— START OF Data shown —
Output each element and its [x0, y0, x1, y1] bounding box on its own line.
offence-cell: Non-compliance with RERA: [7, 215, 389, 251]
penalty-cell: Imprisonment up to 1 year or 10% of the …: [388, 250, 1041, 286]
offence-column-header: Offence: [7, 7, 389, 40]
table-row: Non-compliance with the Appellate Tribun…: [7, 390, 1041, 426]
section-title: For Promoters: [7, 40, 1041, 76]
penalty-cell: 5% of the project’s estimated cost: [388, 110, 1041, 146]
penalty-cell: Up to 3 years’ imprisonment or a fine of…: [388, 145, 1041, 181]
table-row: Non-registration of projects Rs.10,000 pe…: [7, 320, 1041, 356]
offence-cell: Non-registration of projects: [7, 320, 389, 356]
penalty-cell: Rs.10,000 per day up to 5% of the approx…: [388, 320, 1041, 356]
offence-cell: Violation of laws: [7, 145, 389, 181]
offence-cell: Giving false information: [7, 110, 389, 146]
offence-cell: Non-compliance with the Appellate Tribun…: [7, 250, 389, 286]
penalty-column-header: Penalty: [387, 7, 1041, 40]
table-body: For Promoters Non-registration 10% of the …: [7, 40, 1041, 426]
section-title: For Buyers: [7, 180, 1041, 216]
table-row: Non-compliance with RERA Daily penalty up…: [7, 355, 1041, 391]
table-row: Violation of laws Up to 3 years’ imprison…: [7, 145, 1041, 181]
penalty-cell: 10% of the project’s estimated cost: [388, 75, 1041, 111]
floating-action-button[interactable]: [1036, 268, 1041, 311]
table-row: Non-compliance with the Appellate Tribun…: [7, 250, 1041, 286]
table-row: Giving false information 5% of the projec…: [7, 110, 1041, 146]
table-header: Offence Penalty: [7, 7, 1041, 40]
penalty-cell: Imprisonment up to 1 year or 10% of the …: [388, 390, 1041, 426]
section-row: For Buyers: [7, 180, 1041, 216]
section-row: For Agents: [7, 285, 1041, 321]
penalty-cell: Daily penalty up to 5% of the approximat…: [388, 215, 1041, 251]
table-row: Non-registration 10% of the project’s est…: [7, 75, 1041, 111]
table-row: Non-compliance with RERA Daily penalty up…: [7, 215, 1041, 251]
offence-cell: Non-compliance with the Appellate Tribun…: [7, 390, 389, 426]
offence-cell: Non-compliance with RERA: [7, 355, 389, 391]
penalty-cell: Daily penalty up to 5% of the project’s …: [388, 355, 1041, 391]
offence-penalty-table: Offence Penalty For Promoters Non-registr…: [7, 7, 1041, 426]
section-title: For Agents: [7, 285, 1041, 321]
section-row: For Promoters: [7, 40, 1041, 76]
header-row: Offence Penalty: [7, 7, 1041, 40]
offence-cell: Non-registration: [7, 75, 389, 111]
— END OF Data shown —
Copy every line of the data above word for word, in the same order.

Output each element and its [x0, y0, x1, y1] bounding box on its own line.
offence-cell: Non-compliance with RERA: [7, 215, 389, 251]
penalty-cell: Imprisonment up to 1 year or 10% of the …: [388, 250, 1041, 286]
offence-column-header: Offence: [7, 7, 389, 40]
table-row: Non-compliance with the Appellate Tribun…: [7, 390, 1041, 426]
section-title: For Promoters: [7, 40, 1041, 76]
penalty-cell: 5% of the project’s estimated cost: [388, 110, 1041, 146]
penalty-cell: Up to 3 years’ imprisonment or a fine of…: [388, 145, 1041, 181]
table-row: Non-registration of projects Rs.10,000 pe…: [7, 320, 1041, 356]
offence-cell: Non-registration of projects: [7, 320, 389, 356]
penalty-cell: Rs.10,000 per day up to 5% of the approx…: [388, 320, 1041, 356]
offence-cell: Violation of laws: [7, 145, 389, 181]
offence-cell: Giving false information: [7, 110, 389, 146]
offence-cell: Non-compliance with the Appellate Tribun…: [7, 250, 389, 286]
penalty-column-header: Penalty: [387, 7, 1041, 40]
table-body: For Promoters Non-registration 10% of the …: [7, 40, 1041, 426]
section-title: For Buyers: [7, 180, 1041, 216]
table-row: Non-compliance with RERA Daily penalty up…: [7, 355, 1041, 391]
table-row: Violation of laws Up to 3 years’ imprison…: [7, 145, 1041, 181]
penalty-cell: 10% of the project’s estimated cost: [388, 75, 1041, 111]
floating-action-button[interactable]: [1036, 268, 1041, 311]
table-row: Non-compliance with the Appellate Tribun…: [7, 250, 1041, 286]
table-row: Giving false information 5% of the projec…: [7, 110, 1041, 146]
table-header: Offence Penalty: [7, 7, 1041, 40]
penalty-cell: Imprisonment up to 1 year or 10% of the …: [388, 390, 1041, 426]
section-row: For Buyers: [7, 180, 1041, 216]
section-row: For Agents: [7, 285, 1041, 321]
penalty-cell: Daily penalty up to 5% of the approximat…: [388, 215, 1041, 251]
table-row: Non-registration 10% of the project’s est…: [7, 75, 1041, 111]
table-row: Non-compliance with RERA Daily penalty up…: [7, 215, 1041, 251]
offence-cell: Non-compliance with the Appellate Tribun…: [7, 390, 389, 426]
offence-cell: Non-compliance with RERA: [7, 355, 389, 391]
penalty-cell: Daily penalty up to 5% of the project’s …: [388, 355, 1041, 391]
offence-penalty-table: Offence Penalty For Promoters Non-registr…: [7, 7, 1041, 426]
section-title: For Agents: [7, 285, 1041, 321]
section-row: For Promoters: [7, 40, 1041, 76]
header-row: Offence Penalty: [7, 7, 1041, 40]
offence-cell: Non-registration: [7, 75, 389, 111]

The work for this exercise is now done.